YOUR GOAL ->
Word for word, quote all of the material, omitting the pictures.

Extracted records
----

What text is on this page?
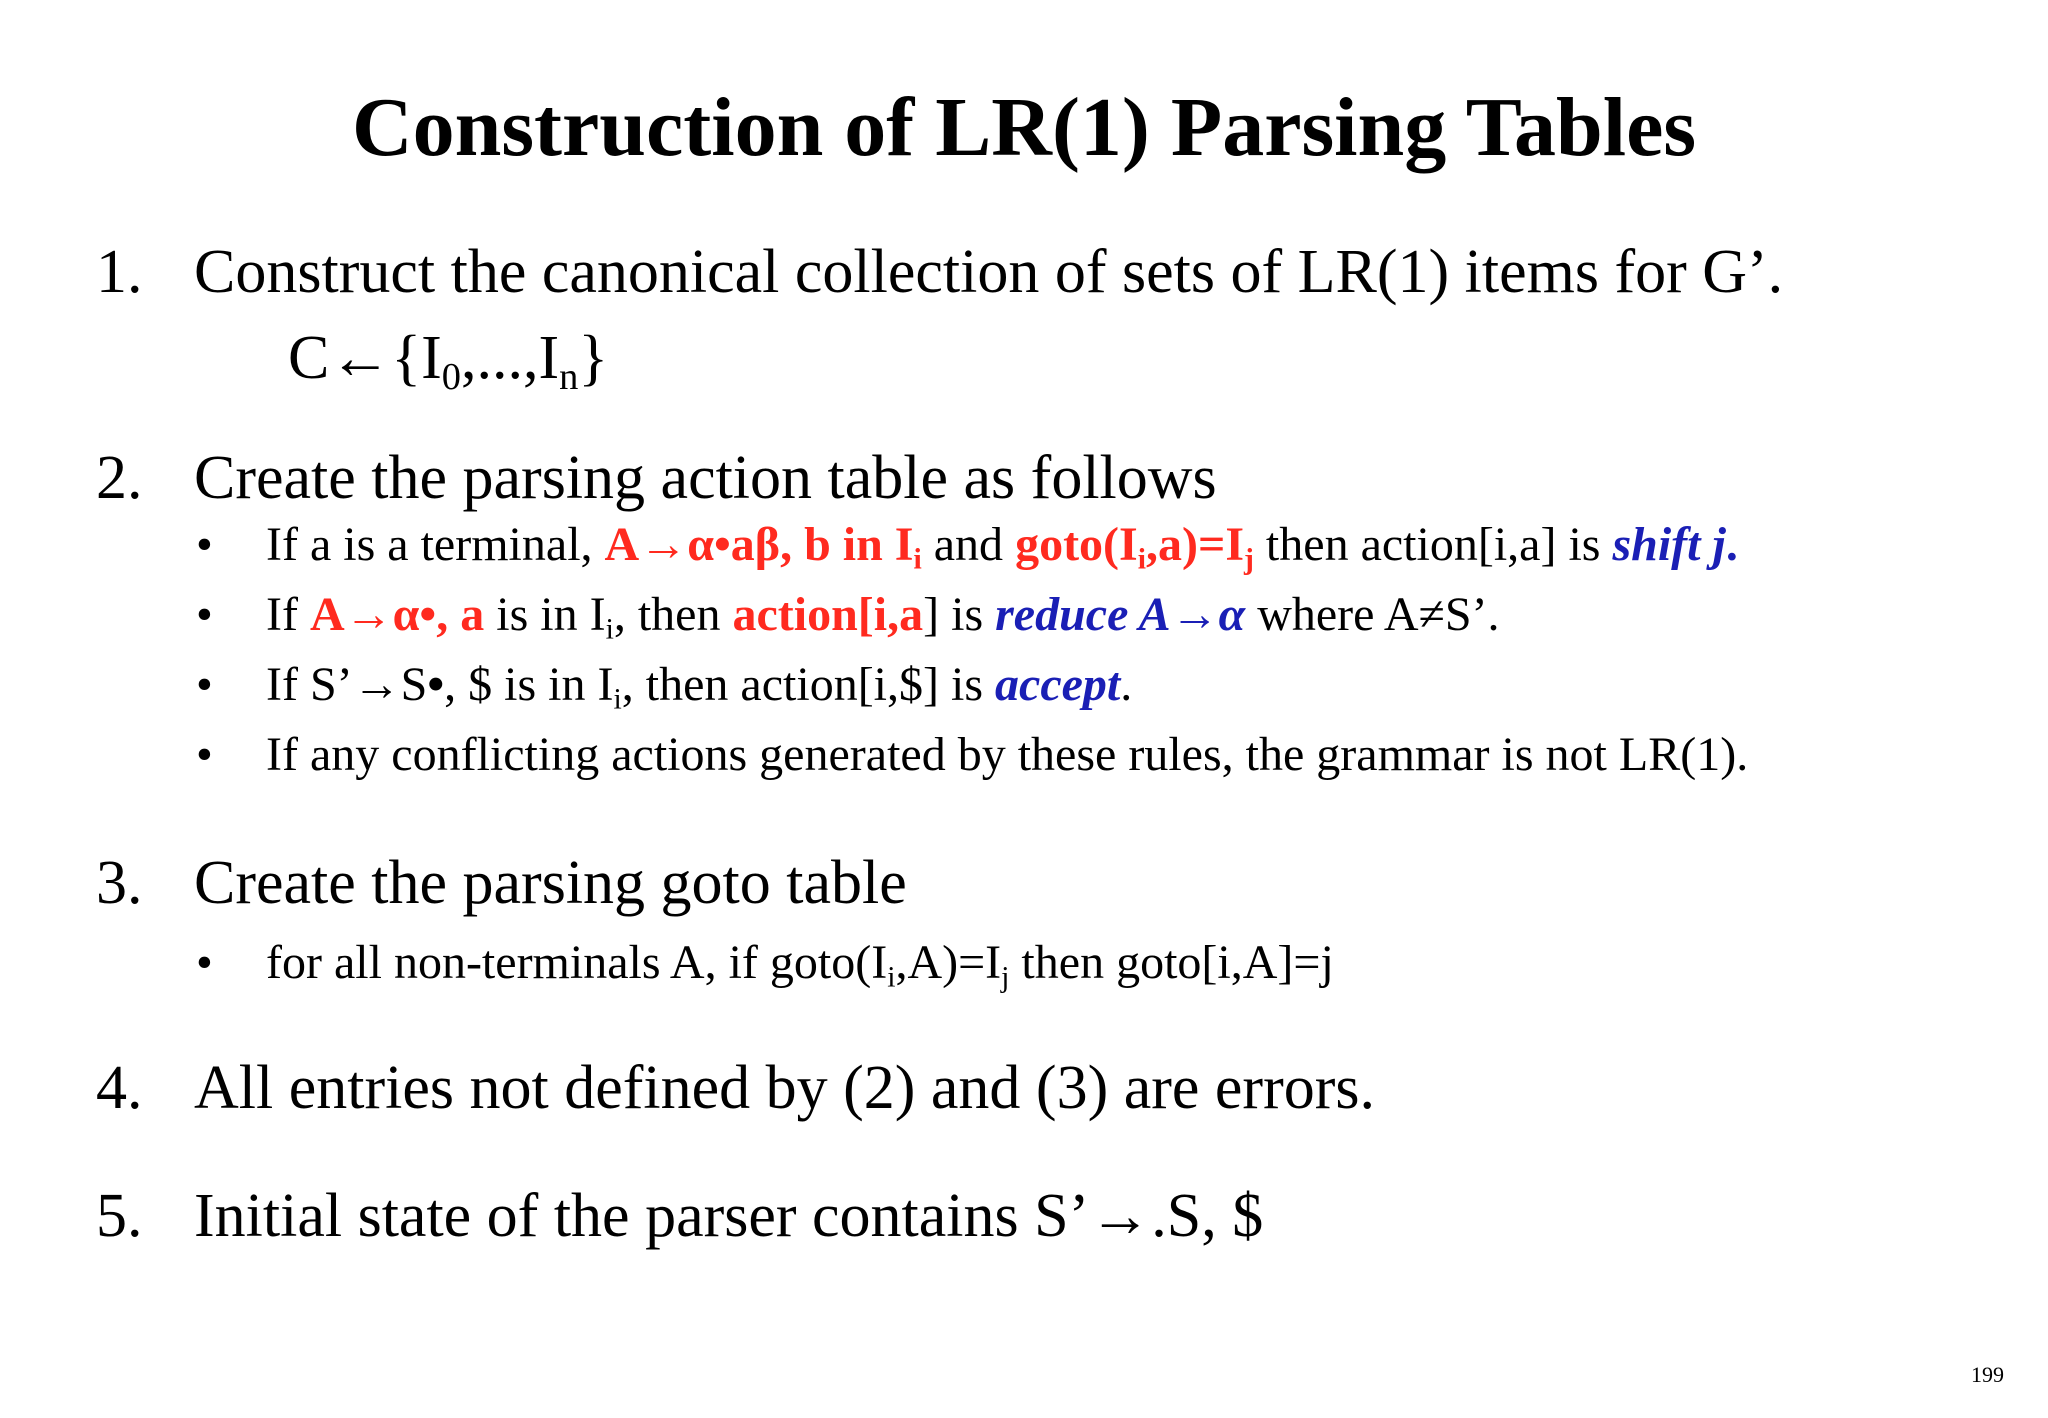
Construction of LR(1) Parsing Tables
1. Construct the canonical collection of sets of LR(1) items for G’.
$C\leftarrow\{I_0,...,I_n\}$
2. Create the parsing action table as follows
• If a is a terminal, A→α•aβ, b in $I_i$ and $goto(I_i,a)=I_j$ then action[i,a] is shift j.
• If A→α•, a is in $I_i$, then action[i,a] is reduce A→α where A≠S’.
• If S’→S•, $ is in $I_i$, then action[i,$] is accept.
• If any conflicting actions generated by these rules, the grammar is not LR(1).
3. Create the parsing goto table
• for all non-terminals A, if $goto(I_i,A)=I_j$ then goto[i,A]=j
4. All entries not defined by (2) and (3) are errors.
5. Initial state of the parser contains S’→.S, $
199
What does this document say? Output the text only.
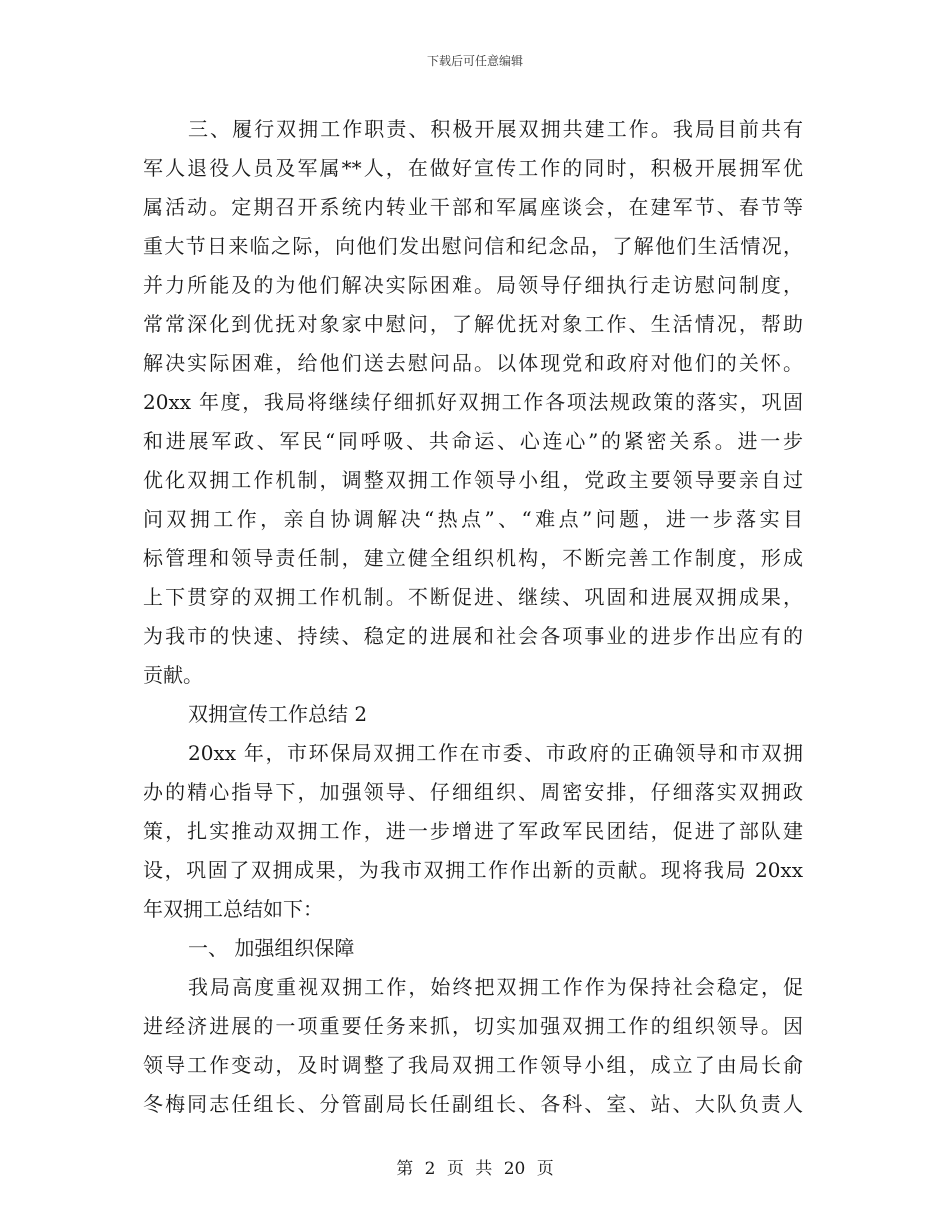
下载后可任意编辑
三、履行双拥工作职责、积极开展双拥共建工作。我局目前共有
军人退役人员及军属**人，在做好宣传工作的同时，积极开展拥军优
属活动。定期召开系统内转业干部和军属座谈会，在建军节、春节等
重大节日来临之际，向他们发出慰问信和纪念品，了解他们生活情况，
并力所能及的为他们解决实际困难。局领导仔细执行走访慰问制度，
常常深化到优抚对象家中慰问，了解优抚对象工作、生活情况，帮助
解决实际困难，给他们送去慰问品。以体现党和政府对他们的关怀。
20xx 年度，我局将继续仔细抓好双拥工作各项法规政策的落实，巩固
和进展军政、军民“同呼吸、共命运、心连心”的紧密关系。进一步
优化双拥工作机制，调整双拥工作领导小组，党政主要领导要亲自过
问双拥工作，亲自协调解决“热点”、“难点”问题，进一步落实目
标管理和领导责任制，建立健全组织机构，不断完善工作制度，形成
上下贯穿的双拥工作机制。不断促进、继续、巩固和进展双拥成果，
为我市的快速、持续、稳定的进展和社会各项事业的进步作出应有的
贡献。
双拥宣传工作总结 2
20xx 年，市环保局双拥工作在市委、市政府的正确领导和市双拥
办的精心指导下，加强领导、仔细组织、周密安排，仔细落实双拥政
策，扎实推动双拥工作，进一步增进了军政军民团结，促进了部队建
设，巩固了双拥成果，为我市双拥工作作出新的贡献。现将我局 20xx
年双拥工总结如下：
一、 加强组织保障
我局高度重视双拥工作，始终把双拥工作作为保持社会稳定，促
进经济进展的一项重要任务来抓，切实加强双拥工作的组织领导。因
领导工作变动，及时调整了我局双拥工作领导小组，成立了由局长俞
冬梅同志任组长、分管副局长任副组长、各科、室、站、大队负责人
第 2 页 共 20 页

----

RESULT OF THIS EXERCISE ->
What text is on this page?
Construction of LR(1) Parsing Tables
1. Construct the canonical collection of sets of LR(1) items for G’.
$C\leftarrow\{I_0,...,I_n\}$
2. Create the parsing action table as follows
• If a is a terminal, A→α•aβ, b in $I_i$ and $goto(I_i,a)=I_j$ then action[i,a] is shift j.
• If A→α•, a is in $I_i$, then action[i,a] is reduce A→α where A≠S’.
• If S’→S•, $ is in $I_i$, then action[i,$] is accept.
• If any conflicting actions generated by these rules, the grammar is not LR(1).
3. Create the parsing goto table
• for all non-terminals A, if $goto(I_i,A)=I_j$ then goto[i,A]=j
4. All entries not defined by (2) and (3) are errors.
5. Initial state of the parser contains S’→.S, $
199
What does this document say? Output the text only.
下载后可任意编辑
三、履行双拥工作职责、积极开展双拥共建工作。我局目前共有
军人退役人员及军属**人，在做好宣传工作的同时，积极开展拥军优
属活动。定期召开系统内转业干部和军属座谈会，在建军节、春节等
重大节日来临之际，向他们发出慰问信和纪念品，了解他们生活情况，
并力所能及的为他们解决实际困难。局领导仔细执行走访慰问制度，
常常深化到优抚对象家中慰问，了解优抚对象工作、生活情况，帮助
解决实际困难，给他们送去慰问品。以体现党和政府对他们的关怀。
20xx 年度，我局将继续仔细抓好双拥工作各项法规政策的落实，巩固
和进展军政、军民“同呼吸、共命运、心连心”的紧密关系。进一步
优化双拥工作机制，调整双拥工作领导小组，党政主要领导要亲自过
问双拥工作，亲自协调解决“热点”、“难点”问题，进一步落实目
标管理和领导责任制，建立健全组织机构，不断完善工作制度，形成
上下贯穿的双拥工作机制。不断促进、继续、巩固和进展双拥成果，
为我市的快速、持续、稳定的进展和社会各项事业的进步作出应有的
贡献。
双拥宣传工作总结 2
20xx 年，市环保局双拥工作在市委、市政府的正确领导和市双拥
办的精心指导下，加强领导、仔细组织、周密安排，仔细落实双拥政
策，扎实推动双拥工作，进一步增进了军政军民团结，促进了部队建
设，巩固了双拥成果，为我市双拥工作作出新的贡献。现将我局 20xx
年双拥工总结如下：
一、 加强组织保障
我局高度重视双拥工作，始终把双拥工作作为保持社会稳定，促
进经济进展的一项重要任务来抓，切实加强双拥工作的组织领导。因
领导工作变动，及时调整了我局双拥工作领导小组，成立了由局长俞
冬梅同志任组长、分管副局长任副组长、各科、室、站、大队负责人
第 2 页 共 20 页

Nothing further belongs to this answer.